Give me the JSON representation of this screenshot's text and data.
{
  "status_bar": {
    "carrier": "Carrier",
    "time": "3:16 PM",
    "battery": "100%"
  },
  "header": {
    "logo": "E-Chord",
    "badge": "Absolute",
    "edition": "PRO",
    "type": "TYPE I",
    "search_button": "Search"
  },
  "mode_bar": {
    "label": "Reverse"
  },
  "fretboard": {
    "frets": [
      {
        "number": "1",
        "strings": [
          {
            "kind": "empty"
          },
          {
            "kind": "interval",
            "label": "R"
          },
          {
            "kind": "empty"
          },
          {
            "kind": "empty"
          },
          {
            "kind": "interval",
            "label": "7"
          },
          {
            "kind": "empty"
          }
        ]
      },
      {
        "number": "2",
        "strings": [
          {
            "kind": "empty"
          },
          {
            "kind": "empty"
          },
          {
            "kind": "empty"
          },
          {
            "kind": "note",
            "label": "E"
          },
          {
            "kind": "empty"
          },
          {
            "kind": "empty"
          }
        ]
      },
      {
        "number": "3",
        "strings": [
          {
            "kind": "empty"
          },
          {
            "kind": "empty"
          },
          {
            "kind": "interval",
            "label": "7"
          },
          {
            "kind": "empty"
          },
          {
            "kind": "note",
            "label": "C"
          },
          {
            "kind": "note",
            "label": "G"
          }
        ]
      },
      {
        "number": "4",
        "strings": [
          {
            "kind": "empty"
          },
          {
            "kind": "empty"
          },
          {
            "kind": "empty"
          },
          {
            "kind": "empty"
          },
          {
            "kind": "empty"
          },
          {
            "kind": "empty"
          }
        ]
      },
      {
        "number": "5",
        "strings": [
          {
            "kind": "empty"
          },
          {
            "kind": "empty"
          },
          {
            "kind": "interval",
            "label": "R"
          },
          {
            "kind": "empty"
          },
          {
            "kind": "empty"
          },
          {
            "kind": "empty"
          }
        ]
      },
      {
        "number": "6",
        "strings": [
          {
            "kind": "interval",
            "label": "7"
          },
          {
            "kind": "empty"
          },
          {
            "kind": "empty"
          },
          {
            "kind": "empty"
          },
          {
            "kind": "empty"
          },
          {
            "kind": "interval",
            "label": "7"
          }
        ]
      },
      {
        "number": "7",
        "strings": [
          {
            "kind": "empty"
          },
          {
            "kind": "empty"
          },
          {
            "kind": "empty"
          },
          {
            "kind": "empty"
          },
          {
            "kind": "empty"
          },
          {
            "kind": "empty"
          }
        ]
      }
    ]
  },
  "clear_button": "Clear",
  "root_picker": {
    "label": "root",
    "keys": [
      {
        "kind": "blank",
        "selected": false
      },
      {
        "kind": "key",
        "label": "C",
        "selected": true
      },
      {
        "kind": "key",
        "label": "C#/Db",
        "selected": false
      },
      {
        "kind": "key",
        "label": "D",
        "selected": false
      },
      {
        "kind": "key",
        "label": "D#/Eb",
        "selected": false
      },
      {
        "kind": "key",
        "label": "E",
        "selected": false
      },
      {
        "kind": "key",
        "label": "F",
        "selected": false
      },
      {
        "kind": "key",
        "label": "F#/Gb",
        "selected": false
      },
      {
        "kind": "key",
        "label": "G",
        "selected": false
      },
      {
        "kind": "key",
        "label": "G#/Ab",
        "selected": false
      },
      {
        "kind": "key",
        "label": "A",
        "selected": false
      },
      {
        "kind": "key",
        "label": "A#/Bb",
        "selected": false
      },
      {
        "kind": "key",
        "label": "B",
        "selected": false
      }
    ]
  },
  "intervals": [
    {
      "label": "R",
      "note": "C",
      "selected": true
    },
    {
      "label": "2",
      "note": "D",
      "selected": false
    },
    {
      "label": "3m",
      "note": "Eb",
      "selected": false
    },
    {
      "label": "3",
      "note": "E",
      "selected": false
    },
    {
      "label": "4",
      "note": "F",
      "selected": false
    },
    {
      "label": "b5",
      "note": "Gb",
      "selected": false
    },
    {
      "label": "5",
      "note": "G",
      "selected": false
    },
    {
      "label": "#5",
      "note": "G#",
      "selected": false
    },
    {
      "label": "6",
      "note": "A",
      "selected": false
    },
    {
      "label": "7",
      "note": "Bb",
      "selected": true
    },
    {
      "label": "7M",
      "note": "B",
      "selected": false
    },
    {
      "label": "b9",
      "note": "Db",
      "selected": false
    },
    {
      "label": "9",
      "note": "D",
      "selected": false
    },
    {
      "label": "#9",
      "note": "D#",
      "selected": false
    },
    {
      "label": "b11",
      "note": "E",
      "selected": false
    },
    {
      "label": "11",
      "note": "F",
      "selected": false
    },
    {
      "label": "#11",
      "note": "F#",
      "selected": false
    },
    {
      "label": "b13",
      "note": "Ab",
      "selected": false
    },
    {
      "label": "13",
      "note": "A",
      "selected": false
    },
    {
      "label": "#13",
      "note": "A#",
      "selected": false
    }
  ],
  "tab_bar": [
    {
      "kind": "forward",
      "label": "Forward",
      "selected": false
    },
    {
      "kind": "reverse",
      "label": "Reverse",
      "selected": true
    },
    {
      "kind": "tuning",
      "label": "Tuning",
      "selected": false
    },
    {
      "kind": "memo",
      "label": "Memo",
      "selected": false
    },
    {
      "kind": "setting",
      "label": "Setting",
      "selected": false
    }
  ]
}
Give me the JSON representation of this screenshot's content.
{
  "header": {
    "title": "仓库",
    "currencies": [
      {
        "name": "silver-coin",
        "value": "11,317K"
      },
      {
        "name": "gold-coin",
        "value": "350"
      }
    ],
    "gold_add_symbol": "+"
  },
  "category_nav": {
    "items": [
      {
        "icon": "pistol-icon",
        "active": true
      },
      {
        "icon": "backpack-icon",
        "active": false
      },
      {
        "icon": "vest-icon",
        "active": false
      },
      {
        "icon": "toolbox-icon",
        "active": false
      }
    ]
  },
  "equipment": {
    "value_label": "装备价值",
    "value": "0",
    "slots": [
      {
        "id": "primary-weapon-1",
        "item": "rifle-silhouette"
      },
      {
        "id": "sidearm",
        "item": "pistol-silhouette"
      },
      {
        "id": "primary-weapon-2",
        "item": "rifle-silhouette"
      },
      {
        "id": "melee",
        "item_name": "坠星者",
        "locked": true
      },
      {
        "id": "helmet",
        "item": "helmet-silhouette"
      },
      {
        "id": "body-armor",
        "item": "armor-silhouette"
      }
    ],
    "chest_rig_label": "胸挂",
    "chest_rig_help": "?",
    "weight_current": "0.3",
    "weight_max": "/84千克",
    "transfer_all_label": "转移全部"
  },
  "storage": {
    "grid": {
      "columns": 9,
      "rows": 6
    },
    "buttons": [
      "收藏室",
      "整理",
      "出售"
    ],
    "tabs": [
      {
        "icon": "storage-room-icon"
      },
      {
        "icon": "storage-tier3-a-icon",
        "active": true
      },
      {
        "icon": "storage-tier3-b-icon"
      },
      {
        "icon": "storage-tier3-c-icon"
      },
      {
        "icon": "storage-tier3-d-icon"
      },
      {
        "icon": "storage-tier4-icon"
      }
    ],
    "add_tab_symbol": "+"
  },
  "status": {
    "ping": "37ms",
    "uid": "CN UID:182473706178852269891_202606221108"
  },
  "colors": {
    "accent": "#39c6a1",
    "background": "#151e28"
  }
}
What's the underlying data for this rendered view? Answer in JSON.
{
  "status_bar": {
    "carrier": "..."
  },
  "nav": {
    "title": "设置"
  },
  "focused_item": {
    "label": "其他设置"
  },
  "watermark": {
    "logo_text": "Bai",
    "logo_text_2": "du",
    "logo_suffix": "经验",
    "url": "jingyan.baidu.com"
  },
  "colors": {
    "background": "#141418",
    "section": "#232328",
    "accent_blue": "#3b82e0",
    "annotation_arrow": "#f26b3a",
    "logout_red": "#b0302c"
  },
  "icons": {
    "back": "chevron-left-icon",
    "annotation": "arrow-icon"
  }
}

*Given task*
Copy out each line of the records that holds the string "number".

*Problem solution*
        "number": "1",
        "number": "2",
        "number": "3",
        "number": "4",
        "number": "5",
        "number": "6",
        "number": "7",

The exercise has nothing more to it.